(Extracted data entries)
((

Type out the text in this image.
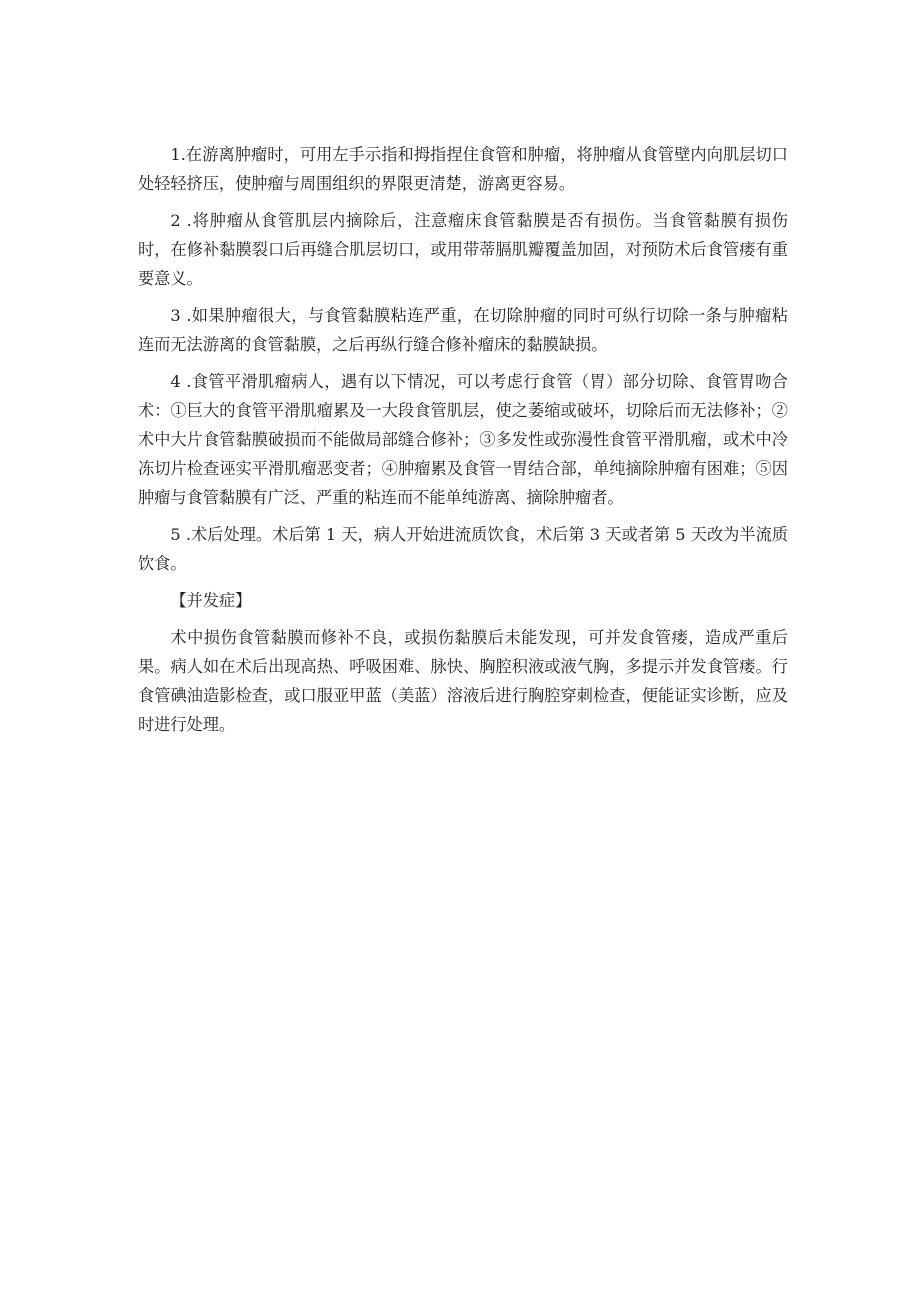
1.在游离肿瘤时，可用左手示指和拇指捏住食管和肿瘤，将肿瘤从食管壁内向肌层切口处轻轻挤压，使肿瘤与周围组织的界限更清楚，游离更容易。

2 .将肿瘤从食管肌层内摘除后，注意瘤床食管黏膜是否有损伤。当食管黏膜有损伤时，在修补黏膜裂口后再缝合肌层切口，或用带蒂膈肌瓣覆盖加固，对预防术后食管瘘有重要意义。

3 .如果肿瘤很大，与食管黏膜粘连严重，在切除肿瘤的同时可纵行切除一条与肿瘤粘连而无法游离的食管黏膜，之后再纵行缝合修补瘤床的黏膜缺损。

4 .食管平滑肌瘤病人，遇有以下情况，可以考虑行食管（胃）部分切除、食管胃吻合术：①巨大的食管平滑肌瘤累及一大段食管肌层，使之萎缩或破坏，切除后而无法修补；②术中大片食管黏膜破损而不能做局部缝合修补；③多发性或弥漫性食管平滑肌瘤，或术中冷冻切片检查诬实平滑肌瘤恶变者；④肿瘤累及食管一胃结合部，单纯摘除肿瘤有困难；⑤因肿瘤与食管黏膜有广泛、严重的粘连而不能单纯游离、摘除肿瘤者。

5 .术后处理。术后第 1 天，病人开始进流质饮食，术后第 3 天或者第 5 天改为半流质饮食。

【并发症】

术中损伤食管黏膜而修补不良，或损伤黏膜后未能发现，可并发食管瘘，造成严重后果。病人如在术后出现高热、呼吸困难、脉快、胸腔积液或液气胸，多提示并发食管瘘。行食管碘油造影检查，或口服亚甲蓝（美蓝）溶液后进行胸腔穿刺检查，便能证实诊断，应及时进行处理。
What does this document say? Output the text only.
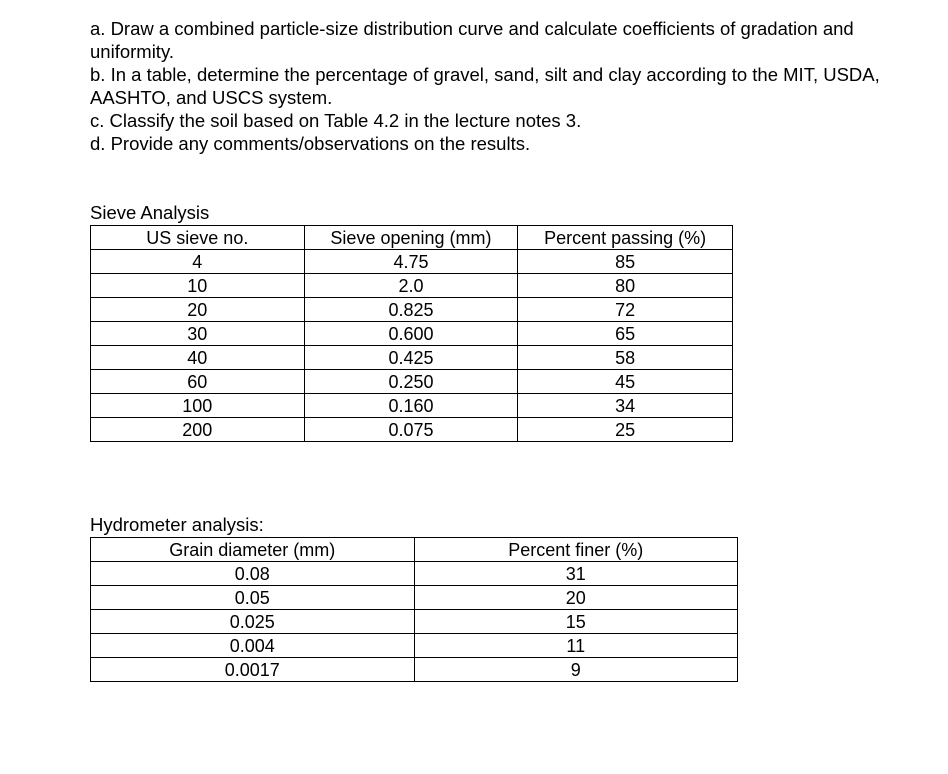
a. Draw a combined particle-size distribution curve and calculate coefficients of gradation and uniformity.
b. In a table, determine the percentage of gravel, sand, silt and clay according to the MIT, USDA, AASHTO, and USCS system.
c. Classify the soil based on Table 4.2 in the lecture notes 3.
d. Provide any comments/observations on the results.
Sieve Analysis
US sieve no.	Sieve opening (mm)	Percent passing (%)
4	4.75	85
10	2.0	80
20	0.825	72
30	0.600	65
40	0.425	58
60	0.250	45
100	0.160	34
200	0.075	25
Hydrometer analysis:
Grain diameter (mm)	Percent finer (%)
0.08	31
0.05	20
0.025	15
0.004	11
0.0017	9
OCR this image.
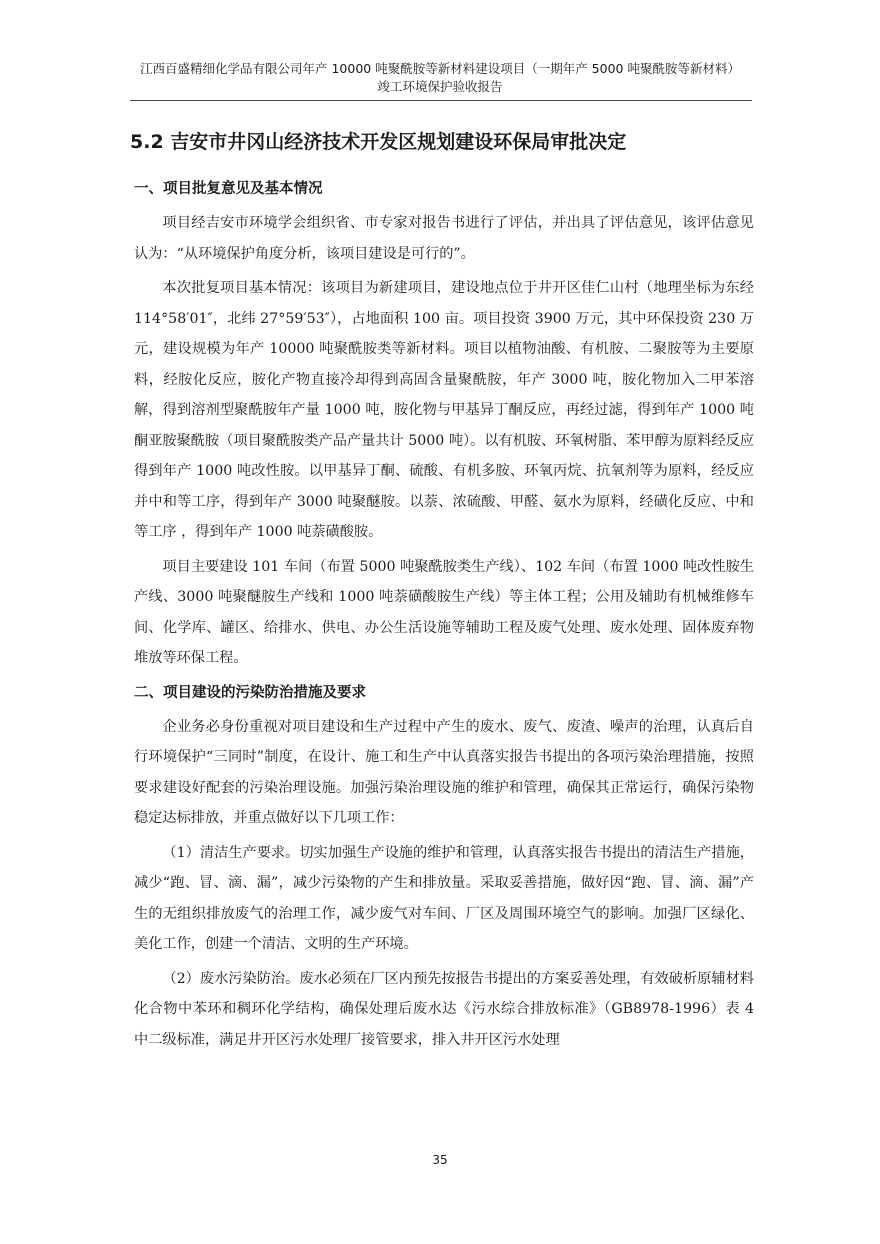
江西百盛精细化学品有限公司年产 10000 吨聚酰胺等新材料建设项目（一期年产 5000 吨聚酰胺等新材料）
竣工环境保护验收报告
5.2 吉安市井冈山经济技术开发区规划建设环保局审批决定
一、项目批复意见及基本情况

项目经吉安市环境学会组织省、市专家对报告书进行了评估，并出具了评估意见，该评估意见认为：“从环境保护角度分析，该项目建设是可行的”。

本次批复项目基本情况：该项目为新建项目，建设地点位于井开区佳仁山村（地理坐标为东经 114°58′01″，北纬 27°59′53″），占地面积 100 亩。项目投资 3900 万元，其中环保投资 230 万元，建设规模为年产 10000 吨聚酰胺类等新材料。项目以植物油酸、有机胺、二聚胺等为主要原料，经胺化反应，胺化产物直接冷却得到高固含量聚酰胺，年产 3000 吨，胺化物加入二甲苯溶解，得到溶剂型聚酰胺年产量 1000 吨，胺化物与甲基异丁酮反应，再经过滤，得到年产 1000 吨酮亚胺聚酰胺（项目聚酰胺类产品产量共计 5000 吨）。以有机胺、环氧树脂、苯甲醇为原料经反应得到年产 1000 吨改性胺。以甲基异丁酮、硫酸、有机多胺、环氧丙烷、抗氧剂等为原料，经反应并中和等工序，得到年产 3000 吨聚醚胺。以萘、浓硫酸、甲醛、氨水为原料，经磺化反应、中和等工序 ，得到年产 1000 吨萘磺酸胺。

项目主要建设 101 车间（布置 5000 吨聚酰胺类生产线）、102 车间（布置 1000 吨改性胺生产线、3000 吨聚醚胺生产线和 1000 吨萘磺酸胺生产线）等主体工程；公用及辅助有机械维修车间、化学库、罐区、给排水、供电、办公生活设施等辅助工程及废气处理、废水处理、固体废弃物堆放等环保工程。

二、项目建设的污染防治措施及要求

企业务必身份重视对项目建设和生产过程中产生的废水、废气、废渣、噪声的治理，认真后自行环境保护“三同时”制度，在设计、施工和生产中认真落实报告书提出的各项污染治理措施，按照要求建设好配套的污染治理设施。加强污染治理设施的维护和管理，确保其正常运行，确保污染物稳定达标排放，并重点做好以下几项工作：

（1）清洁生产要求。切实加强生产设施的维护和管理，认真落实报告书提出的清洁生产措施，减少“跑、冒、滴、漏”，减少污染物的产生和排放量。采取妥善措施，做好因“跑、冒、滴、漏”产生的无组织排放废气的治理工作，减少废气对车间、厂区及周围环境空气的影响。加强厂区绿化、美化工作，创建一个清洁、文明的生产环境。

（2）废水污染防治。废水必须在厂区内预先按报告书提出的方案妥善处理，有效破析原辅材料化合物中苯环和稠环化学结构，确保处理后废水达《污水综合排放标准》（GB8978-1996）表 4 中二级标准，满足井开区污水处理厂接管要求，排入井开区污水处理

35
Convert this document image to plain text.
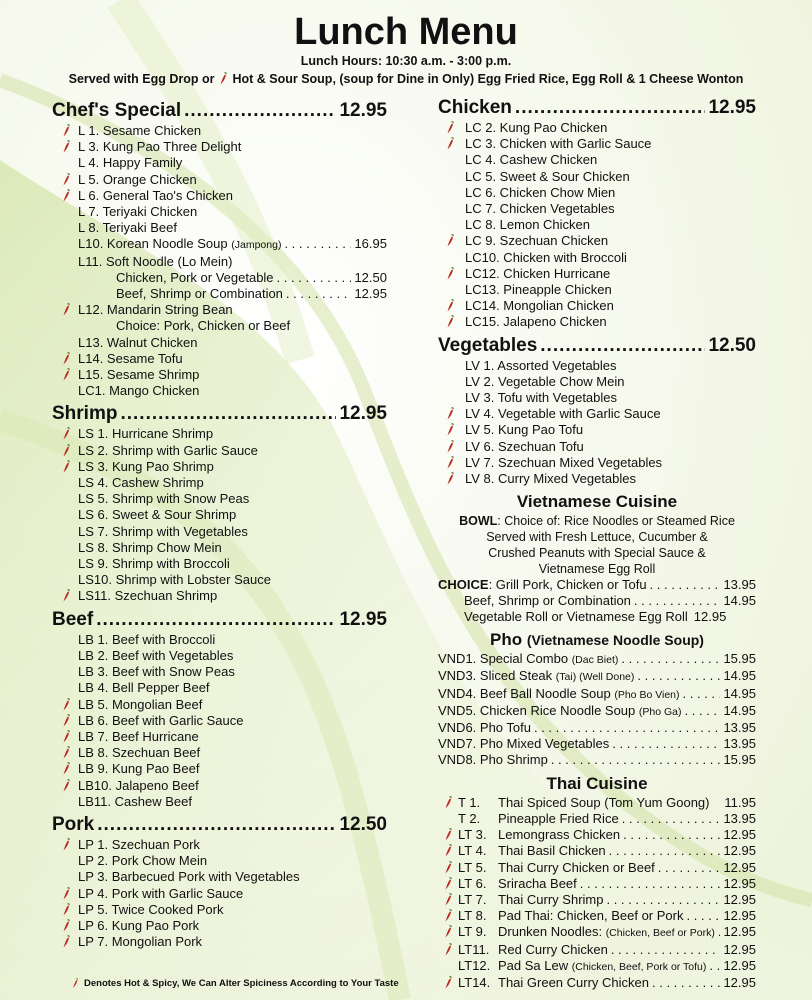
Lunch Menu
Lunch Hours: 10:30 a.m. - 3:00 p.m.
Served with Egg Drop or Hot & Sour Soup, (soup for Dine in Only) Egg Fried Rice, Egg Roll & 1 Cheese Wonton
Chef's Special .....	12.95
L 1. Sesame Chicken
L 3. Kung Pao Three Delight
L 4. Happy Family
L 5. Orange Chicken
L 6. General Tao's Chicken
L 7. Teriyaki Chicken
L 8. Teriyaki Beef
L10. Korean Noodle Soup (Jampong) . . .	16.95
L11. Soft Noodle (Lo Mein)
Chicken, Pork or Vegetable . . .	12.50
Beef, Shrimp or Combination . . .	12.95
L12. Mandarin String Bean
Choice: Pork, Chicken or Beef
L13. Walnut Chicken
L14. Sesame Tofu
L15. Sesame Shrimp
LC1. Mango Chicken
Shrimp .....	12.95
LS 1. Hurricane Shrimp
LS 2. Shrimp with Garlic Sauce
LS 3. Kung Pao Shrimp
LS 4. Cashew Shrimp
LS 5. Shrimp with Snow Peas
LS 6. Sweet & Sour Shrimp
LS 7. Shrimp with Vegetables
LS 8. Shrimp Chow Mein
LS 9. Shrimp with Broccoli
LS10. Shrimp with Lobster Sauce
LS11. Szechuan Shrimp
Beef .....	12.95
LB 1. Beef with Broccoli
LB 2. Beef with Vegetables
LB 3. Beef with Snow Peas
LB 4. Bell Pepper Beef
LB 5. Mongolian Beef
LB 6. Beef with Garlic Sauce
LB 7. Beef Hurricane
LB 8. Szechuan Beef
LB 9. Kung Pao Beef
LB10. Jalapeno Beef
LB11. Cashew Beef
Pork .....	12.50
LP 1. Szechuan Pork
LP 2. Pork Chow Mein
LP 3. Barbecued Pork with Vegetables
LP 4. Pork with Garlic Sauce
LP 5. Twice Cooked Pork
LP 6. Kung Pao Pork
LP 7. Mongolian Pork
Chicken .....	12.95
LC 2. Kung Pao Chicken
LC 3. Chicken with Garlic Sauce
LC 4. Cashew Chicken
LC 5. Sweet & Sour Chicken
LC 6. Chicken Chow Mien
LC 7. Chicken Vegetables
LC 8. Lemon Chicken
LC 9. Szechuan Chicken
LC10. Chicken with Broccoli
LC12. Chicken Hurricane
LC13. Pineapple Chicken
LC14. Mongolian Chicken
LC15. Jalapeno Chicken
Vegetables .....	12.50
LV 1. Assorted Vegetables
LV 2. Vegetable Chow Mein
LV 3. Tofu with Vegetables
LV 4. Vegetable with Garlic Sauce
LV 5. Kung Pao Tofu
LV 6. Szechuan Tofu
LV 7. Szechuan Mixed Vegetables
LV 8. Curry Mixed Vegetables
Vietnamese Cuisine
BOWL: Choice of: Rice Noodles or Steamed Rice
Served with Fresh Lettuce, Cucumber &
Crushed Peanuts with Special Sauce &
Vietnamese Egg Roll
CHOICE: Grill Pork, Chicken or Tofu . . .	13.95
Beef, Shrimp or Combination . . .	14.95
Vegetable Roll or Vietnamese Egg Roll 12.95
Pho (Vietnamese Noodle Soup)
VND1. Special Combo (Dac Biet) . . .	15.95
VND3. Sliced Steak (Tai) (Well Done) . . .	14.95
VND4. Beef Ball Noodle Soup (Pho Bo Vien) . . .	14.95
VND5. Chicken Rice Noodle Soup (Pho Ga) . . .	14.95
VND6. Pho Tofu . . .	13.95
VND7. Pho Mixed Vegetables . . .	13.95
VND8. Pho Shrimp . . .	15.95
Thai Cuisine
T 1. Thai Spiced Soup (Tom Yum Goong) 11.95
T 2. Pineapple Fried Rice . . .	13.95
LT 3. Lemongrass Chicken . . .	12.95
LT 4. Thai Basil Chicken . . .	12.95
LT 5. Thai Curry Chicken or Beef . . .	12.95
LT 6. Sriracha Beef . . .	12.95
LT 7. Thai Curry Shrimp . . .	12.95
LT 8. Pad Thai: Chicken, Beef or Pork . . .	12.95
LT 9. Drunken Noodles: (Chicken, Beef or Pork) . . . 12.95
LT11. Red Curry Chicken . . .	12.95
LT12. Pad Sa Lew (Chicken, Beef, Pork or Tofu) . . . 12.95
LT14. Thai Green Curry Chicken . . .	12.95
Denotes Hot & Spicy, We Can Alter Spiciness According to Your Taste
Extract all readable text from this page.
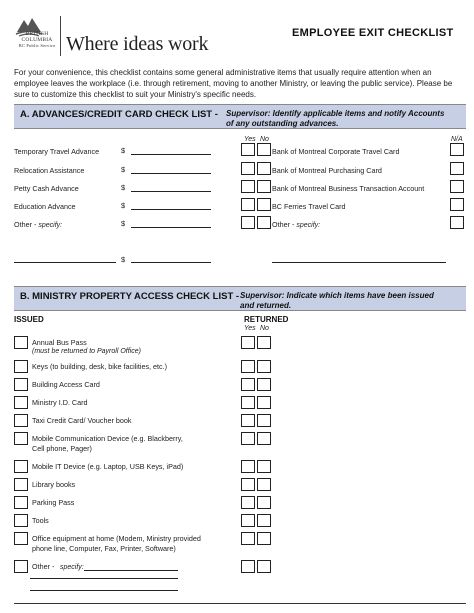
BRITISH
COLUMBIA
BC Public Service Where ideas work	EMPLOYEE EXIT CHECKLIST
For your convenience, this checklist contains some general administrative items that usually require attention when an employee leaves the workplace (i.e. through retirement, moving to another Ministry, or leaving the public service). Please be sure to customize this checklist to suit your Ministry's specific needs.
A. ADVANCES/CREDIT CARD CHECK LIST - Supervisor: Identify applicable items and notify Accounts
of any outstanding advances.
Yes No	N/A
Temporary Travel Advance	$	Bank of Montreal Corporate Travel Card
Relocation Assistance	$	Bank of Montreal Purchasing Card
Petty Cash Advance	$	Bank of Montreal Business Transaction Account
Education Advance	$	BC Ferries Travel Card
Other - specify:	$	Other - specify:
$
B. MINISTRY PROPERTY ACCESS CHECK LIST - Supervisor: Indicate which items have been issued
and returned.
ISSUED	RETURNED
Yes No
Annual Bus Pass
(must be returned to Payroll Office)
Keys (to building, desk, bike facilities, etc.)
Building Access Card
Ministry I.D. Card
Taxi Credit Card/ Voucher book
Mobile Communication Device (e.g. Blackberry,
Cell phone, Pager)
Mobile IT Device (e.g. Laptop, USB Keys, iPad)
Library books
Parking Pass
Tools
Office equipment at home (Modem, Ministry provided
phone line, Computer, Fax, Printer, Software)
Other - specify:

))

Find the lines that include the string "Sour", then copy each of them.

Served with Egg Drop or Hot & Sour Soup, (soup for Dine in Only) Egg Fried Rice, Egg Roll & 1 Cheese Wonton
LS 6. Sweet & Sour Shrimp
LC 5. Sweet & Sour Chicken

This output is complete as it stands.